- Problem requirements:
Print the line that contains "What text is on this page?" and every line after it through the last line of the records below, exactly as written and nothing else.

- Data shown:
════════════════

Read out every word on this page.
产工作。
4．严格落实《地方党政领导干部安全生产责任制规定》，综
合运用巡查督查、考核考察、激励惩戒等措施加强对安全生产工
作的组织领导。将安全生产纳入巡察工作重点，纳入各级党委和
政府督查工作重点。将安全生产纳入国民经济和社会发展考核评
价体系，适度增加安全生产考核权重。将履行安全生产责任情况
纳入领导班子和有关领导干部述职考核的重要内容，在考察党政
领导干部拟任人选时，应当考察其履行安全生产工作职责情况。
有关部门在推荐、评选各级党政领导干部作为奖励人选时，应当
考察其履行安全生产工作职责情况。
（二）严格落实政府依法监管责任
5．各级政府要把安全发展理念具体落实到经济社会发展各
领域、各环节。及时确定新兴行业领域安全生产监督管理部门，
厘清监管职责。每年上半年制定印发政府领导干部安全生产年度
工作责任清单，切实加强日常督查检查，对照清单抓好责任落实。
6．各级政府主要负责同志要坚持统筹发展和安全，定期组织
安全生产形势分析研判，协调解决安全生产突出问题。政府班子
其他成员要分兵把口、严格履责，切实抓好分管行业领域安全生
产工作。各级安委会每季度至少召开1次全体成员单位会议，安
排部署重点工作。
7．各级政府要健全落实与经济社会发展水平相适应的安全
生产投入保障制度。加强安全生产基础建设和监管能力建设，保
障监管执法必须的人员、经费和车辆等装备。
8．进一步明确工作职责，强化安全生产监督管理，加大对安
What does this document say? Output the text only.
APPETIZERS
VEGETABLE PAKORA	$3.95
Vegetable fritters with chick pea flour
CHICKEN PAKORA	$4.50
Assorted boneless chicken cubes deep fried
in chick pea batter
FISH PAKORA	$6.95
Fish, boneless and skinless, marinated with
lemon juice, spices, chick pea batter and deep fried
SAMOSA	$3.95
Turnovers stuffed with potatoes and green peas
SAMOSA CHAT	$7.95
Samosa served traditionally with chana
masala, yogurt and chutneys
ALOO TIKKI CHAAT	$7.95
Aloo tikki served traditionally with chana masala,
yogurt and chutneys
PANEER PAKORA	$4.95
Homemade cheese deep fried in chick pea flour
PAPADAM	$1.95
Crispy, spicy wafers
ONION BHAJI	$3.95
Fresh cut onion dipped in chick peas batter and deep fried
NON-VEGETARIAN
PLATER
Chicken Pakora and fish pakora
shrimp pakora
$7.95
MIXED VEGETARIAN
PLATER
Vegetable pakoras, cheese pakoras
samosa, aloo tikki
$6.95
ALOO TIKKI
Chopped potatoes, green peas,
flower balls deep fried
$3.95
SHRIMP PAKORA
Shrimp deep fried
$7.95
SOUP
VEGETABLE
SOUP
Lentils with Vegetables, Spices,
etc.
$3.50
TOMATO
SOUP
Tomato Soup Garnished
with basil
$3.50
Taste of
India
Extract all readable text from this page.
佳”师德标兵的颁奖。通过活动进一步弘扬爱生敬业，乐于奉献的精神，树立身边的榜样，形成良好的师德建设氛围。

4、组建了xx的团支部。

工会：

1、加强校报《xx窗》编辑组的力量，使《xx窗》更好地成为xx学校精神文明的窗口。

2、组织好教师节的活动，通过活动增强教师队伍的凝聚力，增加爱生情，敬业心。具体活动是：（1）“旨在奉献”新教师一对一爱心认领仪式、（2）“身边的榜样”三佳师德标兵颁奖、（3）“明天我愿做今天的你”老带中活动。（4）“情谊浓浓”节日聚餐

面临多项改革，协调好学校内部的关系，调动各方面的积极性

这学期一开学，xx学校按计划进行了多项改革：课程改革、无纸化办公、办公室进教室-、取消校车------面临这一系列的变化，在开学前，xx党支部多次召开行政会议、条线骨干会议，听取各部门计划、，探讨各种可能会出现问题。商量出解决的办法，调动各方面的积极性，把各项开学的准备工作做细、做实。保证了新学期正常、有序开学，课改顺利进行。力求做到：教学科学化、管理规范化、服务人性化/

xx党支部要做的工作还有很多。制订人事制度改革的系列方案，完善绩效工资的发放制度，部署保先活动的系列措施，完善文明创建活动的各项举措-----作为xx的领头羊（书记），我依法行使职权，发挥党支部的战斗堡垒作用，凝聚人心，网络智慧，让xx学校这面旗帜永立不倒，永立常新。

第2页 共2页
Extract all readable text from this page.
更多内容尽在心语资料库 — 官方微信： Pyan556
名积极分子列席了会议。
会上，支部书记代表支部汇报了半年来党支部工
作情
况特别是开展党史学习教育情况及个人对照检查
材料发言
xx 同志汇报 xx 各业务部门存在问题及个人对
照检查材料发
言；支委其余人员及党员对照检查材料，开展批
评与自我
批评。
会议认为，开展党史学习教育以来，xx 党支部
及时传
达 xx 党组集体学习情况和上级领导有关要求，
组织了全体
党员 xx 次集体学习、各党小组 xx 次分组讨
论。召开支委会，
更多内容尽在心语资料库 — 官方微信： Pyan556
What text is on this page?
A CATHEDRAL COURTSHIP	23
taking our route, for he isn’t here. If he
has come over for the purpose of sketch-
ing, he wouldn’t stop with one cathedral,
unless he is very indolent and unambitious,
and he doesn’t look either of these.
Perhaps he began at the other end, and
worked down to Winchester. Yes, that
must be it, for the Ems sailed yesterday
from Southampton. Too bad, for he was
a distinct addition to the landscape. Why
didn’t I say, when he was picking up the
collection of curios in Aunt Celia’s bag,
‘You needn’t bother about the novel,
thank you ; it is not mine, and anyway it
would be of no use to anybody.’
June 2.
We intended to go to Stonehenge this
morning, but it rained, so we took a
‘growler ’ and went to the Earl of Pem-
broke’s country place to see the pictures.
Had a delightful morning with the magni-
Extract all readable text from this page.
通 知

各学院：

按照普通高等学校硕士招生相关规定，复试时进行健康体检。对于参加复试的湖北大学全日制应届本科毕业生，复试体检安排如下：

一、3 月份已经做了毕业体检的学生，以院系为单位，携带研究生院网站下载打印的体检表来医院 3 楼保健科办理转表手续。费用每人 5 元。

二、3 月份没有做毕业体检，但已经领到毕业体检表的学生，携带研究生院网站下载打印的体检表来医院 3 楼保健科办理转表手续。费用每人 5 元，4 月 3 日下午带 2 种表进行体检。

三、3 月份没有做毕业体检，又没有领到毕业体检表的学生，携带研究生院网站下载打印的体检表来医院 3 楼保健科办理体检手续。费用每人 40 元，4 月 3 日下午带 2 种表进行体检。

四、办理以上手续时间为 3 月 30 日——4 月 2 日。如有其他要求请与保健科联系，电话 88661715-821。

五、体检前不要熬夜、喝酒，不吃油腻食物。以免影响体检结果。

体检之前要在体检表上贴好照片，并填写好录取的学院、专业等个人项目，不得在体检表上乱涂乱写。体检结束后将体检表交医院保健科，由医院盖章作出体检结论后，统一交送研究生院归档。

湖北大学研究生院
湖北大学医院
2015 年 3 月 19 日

════════════════

- Response below:
What text is on this page?
A CATHEDRAL COURTSHIP	23
taking our route, for he isn’t here. If he
has come over for the purpose of sketch-
ing, he wouldn’t stop with one cathedral,
unless he is very indolent and unambitious,
and he doesn’t look either of these.
Perhaps he began at the other end, and
worked down to Winchester. Yes, that
must be it, for the Ems sailed yesterday
from Southampton. Too bad, for he was
a distinct addition to the landscape. Why
didn’t I say, when he was picking up the
collection of curios in Aunt Celia’s bag,
‘You needn’t bother about the novel,
thank you ; it is not mine, and anyway it
would be of no use to anybody.’
June 2.
We intended to go to Stonehenge this
morning, but it rained, so we took a
‘growler ’ and went to the Earl of Pem-
broke’s country place to see the pictures.
Had a delightful morning with the magni-
Extract all readable text from this page.
通 知

各学院：

按照普通高等学校硕士招生相关规定，复试时进行健康体检。对于参加复试的湖北大学全日制应届本科毕业生，复试体检安排如下：

一、3 月份已经做了毕业体检的学生，以院系为单位，携带研究生院网站下载打印的体检表来医院 3 楼保健科办理转表手续。费用每人 5 元。

二、3 月份没有做毕业体检，但已经领到毕业体检表的学生，携带研究生院网站下载打印的体检表来医院 3 楼保健科办理转表手续。费用每人 5 元，4 月 3 日下午带 2 种表进行体检。

三、3 月份没有做毕业体检，又没有领到毕业体检表的学生，携带研究生院网站下载打印的体检表来医院 3 楼保健科办理体检手续。费用每人 40 元，4 月 3 日下午带 2 种表进行体检。

四、办理以上手续时间为 3 月 30 日——4 月 2 日。如有其他要求请与保健科联系，电话 88661715-821。

五、体检前不要熬夜、喝酒，不吃油腻食物。以免影响体检结果。

体检之前要在体检表上贴好照片，并填写好录取的学院、专业等个人项目，不得在体检表上乱涂乱写。体检结束后将体检表交医院保健科，由医院盖章作出体检结论后，统一交送研究生院归档。

湖北大学研究生院
湖北大学医院
2015 年 3 月 19 日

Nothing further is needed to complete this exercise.